§ **Your goal**
Set down each of the following records verbatim, omitting the pictures from your answer.

§ **Data for this task**
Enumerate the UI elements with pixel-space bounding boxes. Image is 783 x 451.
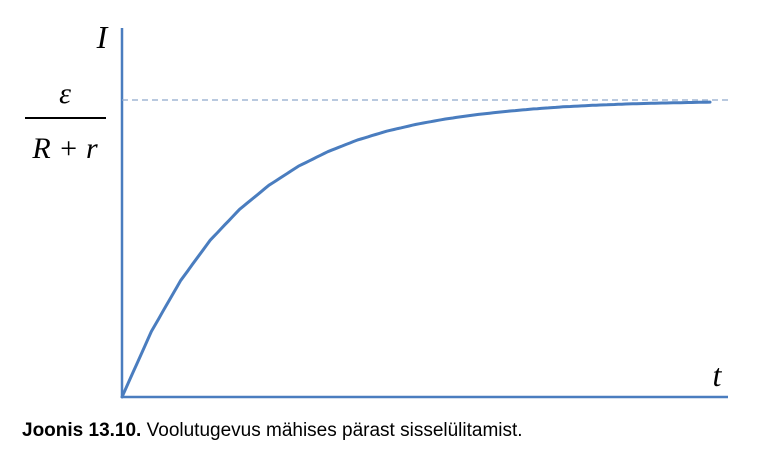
- axes: [120, 28, 728, 399]
- y-axis-label: I: [96, 19, 109, 55]
- asymptote-label-numerator: ε: [59, 77, 71, 110]
- asymptote-label-denominator: R + r: [31, 132, 98, 165]
- chart: I t ε R + r: [25, 19, 728, 399]
- caption-text: Voolutugevus mähises pärast sisselülitam…: [141, 420, 523, 441]
- asymptote-label: ε R + r: [25, 77, 106, 165]
- x-axis-label: t: [713, 357, 723, 393]
- figure-caption: Joonis 13.10. Voolutugevus mähises päras…: [22, 420, 523, 442]
- series-current-curve: [120, 100, 712, 399]
- caption-label: Joonis 13.10.: [22, 420, 142, 441]
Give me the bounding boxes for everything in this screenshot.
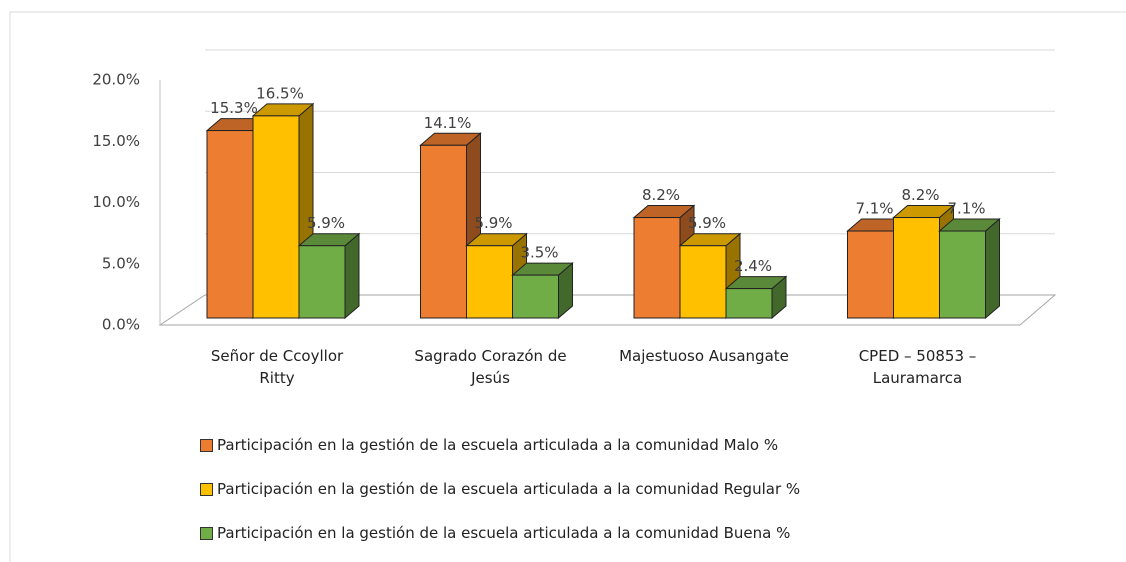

§ **Response below**
Enumerate the UI elements with pixel-space bounding boxes. Image is 783 x 451.
- axes: [120, 28, 728, 399]
- y-axis-label: I: [96, 19, 109, 55]
- asymptote-label-numerator: ε: [59, 77, 71, 110]
- asymptote-label-denominator: R + r: [31, 132, 98, 165]
- chart: I t ε R + r: [25, 19, 728, 399]
- caption-text: Voolutugevus mähises pärast sisselülitam…: [141, 420, 523, 441]
- asymptote-label: ε R + r: [25, 77, 106, 165]
- x-axis-label: t: [713, 357, 723, 393]
- figure-caption: Joonis 13.10. Voolutugevus mähises päras…: [22, 420, 523, 442]
- series-current-curve: [120, 100, 712, 399]
- caption-label: Joonis 13.10.: [22, 420, 142, 441]
Give me the bounding boxes for everything in this screenshot.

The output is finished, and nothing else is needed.